# DATA SHOWN
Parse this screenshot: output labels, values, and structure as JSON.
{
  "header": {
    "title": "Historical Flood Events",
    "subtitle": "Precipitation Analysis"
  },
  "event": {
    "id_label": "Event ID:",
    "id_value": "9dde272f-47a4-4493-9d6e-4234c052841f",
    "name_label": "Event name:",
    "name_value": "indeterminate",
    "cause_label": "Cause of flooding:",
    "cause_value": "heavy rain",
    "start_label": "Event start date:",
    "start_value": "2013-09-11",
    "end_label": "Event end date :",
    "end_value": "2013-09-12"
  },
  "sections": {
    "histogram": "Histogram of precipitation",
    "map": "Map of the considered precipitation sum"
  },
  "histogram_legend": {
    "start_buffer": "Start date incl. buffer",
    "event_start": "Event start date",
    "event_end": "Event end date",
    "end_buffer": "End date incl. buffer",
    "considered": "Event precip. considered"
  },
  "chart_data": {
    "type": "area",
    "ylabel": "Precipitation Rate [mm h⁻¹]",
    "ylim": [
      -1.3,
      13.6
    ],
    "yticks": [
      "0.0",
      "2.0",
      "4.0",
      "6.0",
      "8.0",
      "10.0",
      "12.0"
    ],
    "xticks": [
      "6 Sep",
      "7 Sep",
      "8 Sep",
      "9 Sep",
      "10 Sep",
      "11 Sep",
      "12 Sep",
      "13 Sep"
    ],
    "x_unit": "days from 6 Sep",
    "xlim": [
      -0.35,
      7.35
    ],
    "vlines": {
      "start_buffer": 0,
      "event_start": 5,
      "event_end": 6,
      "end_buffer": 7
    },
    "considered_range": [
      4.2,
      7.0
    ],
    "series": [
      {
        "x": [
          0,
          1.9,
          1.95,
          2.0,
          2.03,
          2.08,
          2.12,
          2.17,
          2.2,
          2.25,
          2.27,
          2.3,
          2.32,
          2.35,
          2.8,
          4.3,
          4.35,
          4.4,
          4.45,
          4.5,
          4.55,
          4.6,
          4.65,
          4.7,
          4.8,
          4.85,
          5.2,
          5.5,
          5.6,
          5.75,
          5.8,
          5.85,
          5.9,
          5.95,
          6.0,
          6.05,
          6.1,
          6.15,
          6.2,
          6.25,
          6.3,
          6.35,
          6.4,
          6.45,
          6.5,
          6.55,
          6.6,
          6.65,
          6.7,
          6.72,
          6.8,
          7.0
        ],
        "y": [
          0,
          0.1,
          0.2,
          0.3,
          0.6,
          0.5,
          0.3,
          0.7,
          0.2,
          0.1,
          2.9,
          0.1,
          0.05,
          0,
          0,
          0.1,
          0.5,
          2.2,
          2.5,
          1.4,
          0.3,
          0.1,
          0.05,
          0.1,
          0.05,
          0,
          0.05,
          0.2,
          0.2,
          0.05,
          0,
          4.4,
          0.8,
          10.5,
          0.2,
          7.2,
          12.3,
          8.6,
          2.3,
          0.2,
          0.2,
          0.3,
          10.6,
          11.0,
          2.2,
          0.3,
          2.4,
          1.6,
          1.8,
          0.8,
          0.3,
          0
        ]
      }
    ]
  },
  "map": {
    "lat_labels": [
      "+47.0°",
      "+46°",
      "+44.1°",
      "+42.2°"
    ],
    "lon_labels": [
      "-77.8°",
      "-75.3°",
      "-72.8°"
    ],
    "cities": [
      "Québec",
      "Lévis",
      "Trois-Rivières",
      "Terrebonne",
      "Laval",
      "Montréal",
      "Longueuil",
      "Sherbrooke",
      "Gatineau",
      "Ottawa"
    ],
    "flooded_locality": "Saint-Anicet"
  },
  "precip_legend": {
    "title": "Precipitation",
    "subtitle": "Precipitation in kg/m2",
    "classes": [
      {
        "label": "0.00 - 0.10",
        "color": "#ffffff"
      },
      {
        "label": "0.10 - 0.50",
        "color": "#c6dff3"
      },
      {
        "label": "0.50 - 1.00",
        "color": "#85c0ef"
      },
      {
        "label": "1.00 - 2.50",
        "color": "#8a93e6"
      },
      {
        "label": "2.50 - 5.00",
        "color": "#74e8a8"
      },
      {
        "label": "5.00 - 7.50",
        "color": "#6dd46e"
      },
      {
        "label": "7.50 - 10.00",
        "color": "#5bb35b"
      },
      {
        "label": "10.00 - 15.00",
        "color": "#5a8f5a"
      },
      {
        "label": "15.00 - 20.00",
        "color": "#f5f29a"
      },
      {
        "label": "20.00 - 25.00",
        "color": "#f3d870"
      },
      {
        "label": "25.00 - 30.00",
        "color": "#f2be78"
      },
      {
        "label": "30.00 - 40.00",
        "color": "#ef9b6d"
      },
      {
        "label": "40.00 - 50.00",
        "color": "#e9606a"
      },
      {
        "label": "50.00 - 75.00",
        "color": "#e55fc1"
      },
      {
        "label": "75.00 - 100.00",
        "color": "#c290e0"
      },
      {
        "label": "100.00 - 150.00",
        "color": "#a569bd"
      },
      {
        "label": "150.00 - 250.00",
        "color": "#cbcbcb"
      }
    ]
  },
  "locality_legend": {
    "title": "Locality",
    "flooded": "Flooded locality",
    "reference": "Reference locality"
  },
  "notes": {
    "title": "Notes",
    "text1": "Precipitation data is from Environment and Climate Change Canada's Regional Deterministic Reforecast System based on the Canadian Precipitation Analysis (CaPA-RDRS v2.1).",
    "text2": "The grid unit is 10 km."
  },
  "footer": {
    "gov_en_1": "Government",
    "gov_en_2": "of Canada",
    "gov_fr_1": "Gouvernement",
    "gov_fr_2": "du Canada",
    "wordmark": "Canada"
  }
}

# AIM OF THE EXERCISE
Repeat the records above exactly, leaving none out.

# RESULT OF THE TASK
Parse this screenshot: output labels, values, and structure as JSON.
{
  "header": {
    "title": "Historical Flood Events",
    "subtitle": "Precipitation Analysis"
  },
  "event": {
    "id_label": "Event ID:",
    "id_value": "9dde272f-47a4-4493-9d6e-4234c052841f",
    "name_label": "Event name:",
    "name_value": "indeterminate",
    "cause_label": "Cause of flooding:",
    "cause_value": "heavy rain",
    "start_label": "Event start date:",
    "start_value": "2013-09-11",
    "end_label": "Event end date :",
    "end_value": "2013-09-12"
  },
  "sections": {
    "histogram": "Histogram of precipitation",
    "map": "Map of the considered precipitation sum"
  },
  "histogram_legend": {
    "start_buffer": "Start date incl. buffer",
    "event_start": "Event start date",
    "event_end": "Event end date",
    "end_buffer": "End date incl. buffer",
    "considered": "Event precip. considered"
  },
  "chart_data": {
    "type": "area",
    "ylabel": "Precipitation Rate [mm h⁻¹]",
    "ylim": [
      -1.3,
      13.6
    ],
    "yticks": [
      "0.0",
      "2.0",
      "4.0",
      "6.0",
      "8.0",
      "10.0",
      "12.0"
    ],
    "xticks": [
      "6 Sep",
      "7 Sep",
      "8 Sep",
      "9 Sep",
      "10 Sep",
      "11 Sep",
      "12 Sep",
      "13 Sep"
    ],
    "x_unit": "days from 6 Sep",
    "xlim": [
      -0.35,
      7.35
    ],
    "vlines": {
      "start_buffer": 0,
      "event_start": 5,
      "event_end": 6,
      "end_buffer": 7
    },
    "considered_range": [
      4.2,
      7.0
    ],
    "series": [
      {
        "x": [
          0,
          1.9,
          1.95,
          2.0,
          2.03,
          2.08,
          2.12,
          2.17,
          2.2,
          2.25,
          2.27,
          2.3,
          2.32,
          2.35,
          2.8,
          4.3,
          4.35,
          4.4,
          4.45,
          4.5,
          4.55,
          4.6,
          4.65,
          4.7,
          4.8,
          4.85,
          5.2,
          5.5,
          5.6,
          5.75,
          5.8,
          5.85,
          5.9,
          5.95,
          6.0,
          6.05,
          6.1,
          6.15,
          6.2,
          6.25,
          6.3,
          6.35,
          6.4,
          6.45,
          6.5,
          6.55,
          6.6,
          6.65,
          6.7,
          6.72,
          6.8,
          7.0
        ],
        "y": [
          0,
          0.1,
          0.2,
          0.3,
          0.6,
          0.5,
          0.3,
          0.7,
          0.2,
          0.1,
          2.9,
          0.1,
          0.05,
          0,
          0,
          0.1,
          0.5,
          2.2,
          2.5,
          1.4,
          0.3,
          0.1,
          0.05,
          0.1,
          0.05,
          0,
          0.05,
          0.2,
          0.2,
          0.05,
          0,
          4.4,
          0.8,
          10.5,
          0.2,
          7.2,
          12.3,
          8.6,
          2.3,
          0.2,
          0.2,
          0.3,
          10.6,
          11.0,
          2.2,
          0.3,
          2.4,
          1.6,
          1.8,
          0.8,
          0.3,
          0
        ]
      }
    ]
  },
  "map": {
    "lat_labels": [
      "+47.0°",
      "+46°",
      "+44.1°",
      "+42.2°"
    ],
    "lon_labels": [
      "-77.8°",
      "-75.3°",
      "-72.8°"
    ],
    "cities": [
      "Québec",
      "Lévis",
      "Trois-Rivières",
      "Terrebonne",
      "Laval",
      "Montréal",
      "Longueuil",
      "Sherbrooke",
      "Gatineau",
      "Ottawa"
    ],
    "flooded_locality": "Saint-Anicet"
  },
  "precip_legend": {
    "title": "Precipitation",
    "subtitle": "Precipitation in kg/m2",
    "classes": [
      {
        "label": "0.00 - 0.10",
        "color": "#ffffff"
      },
      {
        "label": "0.10 - 0.50",
        "color": "#c6dff3"
      },
      {
        "label": "0.50 - 1.00",
        "color": "#85c0ef"
      },
      {
        "label": "1.00 - 2.50",
        "color": "#8a93e6"
      },
      {
        "label": "2.50 - 5.00",
        "color": "#74e8a8"
      },
      {
        "label": "5.00 - 7.50",
        "color": "#6dd46e"
      },
      {
        "label": "7.50 - 10.00",
        "color": "#5bb35b"
      },
      {
        "label": "10.00 - 15.00",
        "color": "#5a8f5a"
      },
      {
        "label": "15.00 - 20.00",
        "color": "#f5f29a"
      },
      {
        "label": "20.00 - 25.00",
        "color": "#f3d870"
      },
      {
        "label": "25.00 - 30.00",
        "color": "#f2be78"
      },
      {
        "label": "30.00 - 40.00",
        "color": "#ef9b6d"
      },
      {
        "label": "40.00 - 50.00",
        "color": "#e9606a"
      },
      {
        "label": "50.00 - 75.00",
        "color": "#e55fc1"
      },
      {
        "label": "75.00 - 100.00",
        "color": "#c290e0"
      },
      {
        "label": "100.00 - 150.00",
        "color": "#a569bd"
      },
      {
        "label": "150.00 - 250.00",
        "color": "#cbcbcb"
      }
    ]
  },
  "locality_legend": {
    "title": "Locality",
    "flooded": "Flooded locality",
    "reference": "Reference locality"
  },
  "notes": {
    "title": "Notes",
    "text1": "Precipitation data is from Environment and Climate Change Canada's Regional Deterministic Reforecast System based on the Canadian Precipitation Analysis (CaPA-RDRS v2.1).",
    "text2": "The grid unit is 10 km."
  },
  "footer": {
    "gov_en_1": "Government",
    "gov_en_2": "of Canada",
    "gov_fr_1": "Gouvernement",
    "gov_fr_2": "du Canada",
    "wordmark": "Canada"
  }
}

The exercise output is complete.